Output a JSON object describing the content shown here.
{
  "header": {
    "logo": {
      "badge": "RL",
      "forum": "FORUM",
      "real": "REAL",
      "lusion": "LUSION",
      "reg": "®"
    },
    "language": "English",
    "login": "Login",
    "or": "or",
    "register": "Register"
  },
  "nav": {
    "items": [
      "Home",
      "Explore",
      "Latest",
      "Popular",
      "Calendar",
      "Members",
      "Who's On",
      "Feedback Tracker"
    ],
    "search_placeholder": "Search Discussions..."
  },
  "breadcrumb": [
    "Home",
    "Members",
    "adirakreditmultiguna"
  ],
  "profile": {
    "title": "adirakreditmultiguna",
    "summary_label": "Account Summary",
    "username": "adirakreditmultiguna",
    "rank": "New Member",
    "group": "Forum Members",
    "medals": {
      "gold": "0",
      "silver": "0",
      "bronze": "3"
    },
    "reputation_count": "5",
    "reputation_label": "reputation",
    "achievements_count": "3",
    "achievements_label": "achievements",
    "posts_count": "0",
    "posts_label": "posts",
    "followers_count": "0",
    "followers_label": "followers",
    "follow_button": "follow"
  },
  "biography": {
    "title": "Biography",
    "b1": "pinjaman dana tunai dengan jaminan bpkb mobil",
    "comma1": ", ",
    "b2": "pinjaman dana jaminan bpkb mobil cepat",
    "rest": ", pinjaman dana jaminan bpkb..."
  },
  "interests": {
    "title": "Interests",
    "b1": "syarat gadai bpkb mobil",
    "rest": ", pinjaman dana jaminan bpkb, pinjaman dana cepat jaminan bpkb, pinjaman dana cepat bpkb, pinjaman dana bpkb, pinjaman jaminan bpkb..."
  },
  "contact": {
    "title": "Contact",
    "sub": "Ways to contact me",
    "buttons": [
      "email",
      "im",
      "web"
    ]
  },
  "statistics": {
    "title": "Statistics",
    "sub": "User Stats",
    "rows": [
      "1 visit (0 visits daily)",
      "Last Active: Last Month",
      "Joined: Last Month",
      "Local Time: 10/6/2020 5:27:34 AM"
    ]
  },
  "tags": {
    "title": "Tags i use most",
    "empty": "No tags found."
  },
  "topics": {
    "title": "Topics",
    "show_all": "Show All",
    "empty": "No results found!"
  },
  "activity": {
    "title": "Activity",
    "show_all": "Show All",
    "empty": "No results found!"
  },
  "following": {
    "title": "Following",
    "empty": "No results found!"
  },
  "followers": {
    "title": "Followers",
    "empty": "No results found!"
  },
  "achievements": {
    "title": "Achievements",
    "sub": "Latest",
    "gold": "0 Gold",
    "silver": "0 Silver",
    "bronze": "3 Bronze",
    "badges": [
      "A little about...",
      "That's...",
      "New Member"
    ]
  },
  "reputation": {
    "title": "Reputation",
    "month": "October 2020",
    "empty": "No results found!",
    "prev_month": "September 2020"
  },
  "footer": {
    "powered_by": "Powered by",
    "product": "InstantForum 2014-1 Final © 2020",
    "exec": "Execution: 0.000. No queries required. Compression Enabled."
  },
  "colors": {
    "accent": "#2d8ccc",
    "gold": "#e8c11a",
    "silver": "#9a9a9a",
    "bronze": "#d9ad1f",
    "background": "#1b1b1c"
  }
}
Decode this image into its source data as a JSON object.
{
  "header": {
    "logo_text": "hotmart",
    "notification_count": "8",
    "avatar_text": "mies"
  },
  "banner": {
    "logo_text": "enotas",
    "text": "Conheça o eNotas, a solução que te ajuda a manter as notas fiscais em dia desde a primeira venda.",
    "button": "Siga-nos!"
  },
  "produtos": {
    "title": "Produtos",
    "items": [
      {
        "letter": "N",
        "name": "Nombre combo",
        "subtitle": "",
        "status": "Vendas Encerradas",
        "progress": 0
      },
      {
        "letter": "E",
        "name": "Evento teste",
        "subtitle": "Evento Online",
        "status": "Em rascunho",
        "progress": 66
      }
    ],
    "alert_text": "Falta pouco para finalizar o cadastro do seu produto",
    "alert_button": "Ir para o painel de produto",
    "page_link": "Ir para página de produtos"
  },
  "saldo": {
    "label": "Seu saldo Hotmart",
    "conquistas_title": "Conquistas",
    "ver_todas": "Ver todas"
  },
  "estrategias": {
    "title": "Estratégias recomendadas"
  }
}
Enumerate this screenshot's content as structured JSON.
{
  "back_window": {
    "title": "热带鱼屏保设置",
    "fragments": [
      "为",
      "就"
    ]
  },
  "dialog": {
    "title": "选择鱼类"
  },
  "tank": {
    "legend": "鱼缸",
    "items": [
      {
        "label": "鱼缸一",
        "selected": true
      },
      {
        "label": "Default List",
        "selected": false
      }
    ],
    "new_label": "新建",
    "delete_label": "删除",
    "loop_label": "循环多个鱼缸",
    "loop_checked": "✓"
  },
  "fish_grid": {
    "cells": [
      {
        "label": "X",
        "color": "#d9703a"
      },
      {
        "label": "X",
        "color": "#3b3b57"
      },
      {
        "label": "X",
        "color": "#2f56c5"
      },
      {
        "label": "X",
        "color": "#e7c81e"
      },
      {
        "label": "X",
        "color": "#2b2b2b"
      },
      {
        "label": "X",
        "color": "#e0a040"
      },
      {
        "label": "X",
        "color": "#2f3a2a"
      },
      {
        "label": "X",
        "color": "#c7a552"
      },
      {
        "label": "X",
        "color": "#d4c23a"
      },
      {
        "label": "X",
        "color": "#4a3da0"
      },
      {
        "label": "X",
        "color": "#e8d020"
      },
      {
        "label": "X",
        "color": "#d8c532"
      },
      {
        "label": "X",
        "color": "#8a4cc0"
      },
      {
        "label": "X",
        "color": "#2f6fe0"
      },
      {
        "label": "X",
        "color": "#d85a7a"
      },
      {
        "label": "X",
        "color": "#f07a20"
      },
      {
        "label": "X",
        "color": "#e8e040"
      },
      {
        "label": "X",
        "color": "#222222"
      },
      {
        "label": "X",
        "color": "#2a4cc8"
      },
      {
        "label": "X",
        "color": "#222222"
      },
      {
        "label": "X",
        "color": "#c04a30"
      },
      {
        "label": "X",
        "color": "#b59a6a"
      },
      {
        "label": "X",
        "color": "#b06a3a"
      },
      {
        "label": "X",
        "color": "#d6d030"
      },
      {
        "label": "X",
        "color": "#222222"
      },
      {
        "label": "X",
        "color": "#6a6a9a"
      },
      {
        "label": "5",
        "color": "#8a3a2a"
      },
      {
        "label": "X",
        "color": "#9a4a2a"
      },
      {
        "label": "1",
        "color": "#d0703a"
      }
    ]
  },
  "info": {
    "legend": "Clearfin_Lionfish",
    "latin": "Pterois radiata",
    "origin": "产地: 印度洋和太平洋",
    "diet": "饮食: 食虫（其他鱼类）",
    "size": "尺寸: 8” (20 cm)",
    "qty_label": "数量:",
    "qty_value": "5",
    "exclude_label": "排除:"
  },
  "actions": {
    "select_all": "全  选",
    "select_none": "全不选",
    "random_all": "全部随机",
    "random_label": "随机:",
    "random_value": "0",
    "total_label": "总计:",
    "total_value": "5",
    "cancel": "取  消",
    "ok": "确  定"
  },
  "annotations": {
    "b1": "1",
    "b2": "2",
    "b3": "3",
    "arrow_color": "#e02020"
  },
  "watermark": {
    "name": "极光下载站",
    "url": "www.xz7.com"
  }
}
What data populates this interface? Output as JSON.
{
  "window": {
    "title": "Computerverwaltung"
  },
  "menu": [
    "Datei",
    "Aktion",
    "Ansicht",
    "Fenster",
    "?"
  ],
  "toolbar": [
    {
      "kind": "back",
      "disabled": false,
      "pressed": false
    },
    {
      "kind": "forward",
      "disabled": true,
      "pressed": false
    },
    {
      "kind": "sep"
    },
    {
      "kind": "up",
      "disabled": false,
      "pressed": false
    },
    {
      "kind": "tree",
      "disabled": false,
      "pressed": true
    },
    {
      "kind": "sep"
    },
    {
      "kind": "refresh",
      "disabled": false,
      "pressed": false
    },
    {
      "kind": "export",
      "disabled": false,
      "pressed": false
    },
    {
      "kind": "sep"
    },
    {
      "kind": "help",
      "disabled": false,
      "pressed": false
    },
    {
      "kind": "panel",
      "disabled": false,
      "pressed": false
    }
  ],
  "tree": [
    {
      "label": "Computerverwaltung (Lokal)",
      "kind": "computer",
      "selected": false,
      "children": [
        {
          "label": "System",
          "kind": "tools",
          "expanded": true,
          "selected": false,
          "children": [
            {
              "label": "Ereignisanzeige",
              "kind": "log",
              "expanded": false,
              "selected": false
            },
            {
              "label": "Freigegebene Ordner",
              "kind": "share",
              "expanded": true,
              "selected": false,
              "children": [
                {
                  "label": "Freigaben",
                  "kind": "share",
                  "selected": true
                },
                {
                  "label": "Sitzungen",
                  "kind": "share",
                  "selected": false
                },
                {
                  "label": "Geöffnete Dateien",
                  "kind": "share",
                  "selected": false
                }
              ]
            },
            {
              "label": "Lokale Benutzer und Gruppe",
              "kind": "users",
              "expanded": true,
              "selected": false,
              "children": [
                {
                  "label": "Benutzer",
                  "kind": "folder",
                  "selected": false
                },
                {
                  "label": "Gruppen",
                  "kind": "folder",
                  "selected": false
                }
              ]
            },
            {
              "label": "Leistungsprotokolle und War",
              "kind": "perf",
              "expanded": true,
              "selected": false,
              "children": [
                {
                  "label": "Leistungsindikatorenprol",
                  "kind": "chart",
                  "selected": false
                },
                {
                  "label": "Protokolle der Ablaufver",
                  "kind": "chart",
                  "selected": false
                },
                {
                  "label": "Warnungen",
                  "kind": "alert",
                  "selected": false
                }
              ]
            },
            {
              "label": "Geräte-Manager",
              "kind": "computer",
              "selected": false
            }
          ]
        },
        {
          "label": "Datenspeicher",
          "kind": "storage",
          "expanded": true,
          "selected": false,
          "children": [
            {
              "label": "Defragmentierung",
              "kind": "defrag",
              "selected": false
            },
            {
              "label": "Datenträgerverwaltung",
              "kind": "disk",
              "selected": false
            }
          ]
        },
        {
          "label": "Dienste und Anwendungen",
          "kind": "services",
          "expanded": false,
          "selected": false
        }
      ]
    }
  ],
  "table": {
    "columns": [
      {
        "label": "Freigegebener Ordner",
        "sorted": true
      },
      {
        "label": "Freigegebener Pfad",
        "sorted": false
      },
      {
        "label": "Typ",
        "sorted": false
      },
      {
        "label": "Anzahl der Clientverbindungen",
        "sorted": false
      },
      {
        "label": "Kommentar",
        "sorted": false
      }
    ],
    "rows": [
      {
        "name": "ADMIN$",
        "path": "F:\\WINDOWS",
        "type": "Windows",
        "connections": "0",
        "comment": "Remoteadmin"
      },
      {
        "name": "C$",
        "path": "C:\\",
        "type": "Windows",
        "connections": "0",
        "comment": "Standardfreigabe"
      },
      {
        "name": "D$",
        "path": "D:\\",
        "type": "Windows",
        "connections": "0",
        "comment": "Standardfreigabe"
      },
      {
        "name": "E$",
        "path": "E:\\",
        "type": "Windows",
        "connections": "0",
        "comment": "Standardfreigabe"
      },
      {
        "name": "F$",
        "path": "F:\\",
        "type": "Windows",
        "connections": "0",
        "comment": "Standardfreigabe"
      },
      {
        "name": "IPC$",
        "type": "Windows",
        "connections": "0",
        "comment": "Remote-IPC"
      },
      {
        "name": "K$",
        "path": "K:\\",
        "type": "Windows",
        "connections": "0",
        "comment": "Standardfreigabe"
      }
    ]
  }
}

:::

Copy each line above containing the string "bpkb".

> **Full output**
    "b1": "pinjaman dana tunai dengan jaminan bpkb mobil",
    "b2": "pinjaman dana jaminan bpkb mobil cepat",
    "rest": ", pinjaman dana jaminan bpkb..."
    "b1": "syarat gadai bpkb mobil",
    "rest": ", pinjaman dana jaminan bpkb, pinjaman dana cepat jaminan bpkb, pinjaman dana cepat bpkb, pinjaman dana bpkb, pinjaman jaminan bpkb..."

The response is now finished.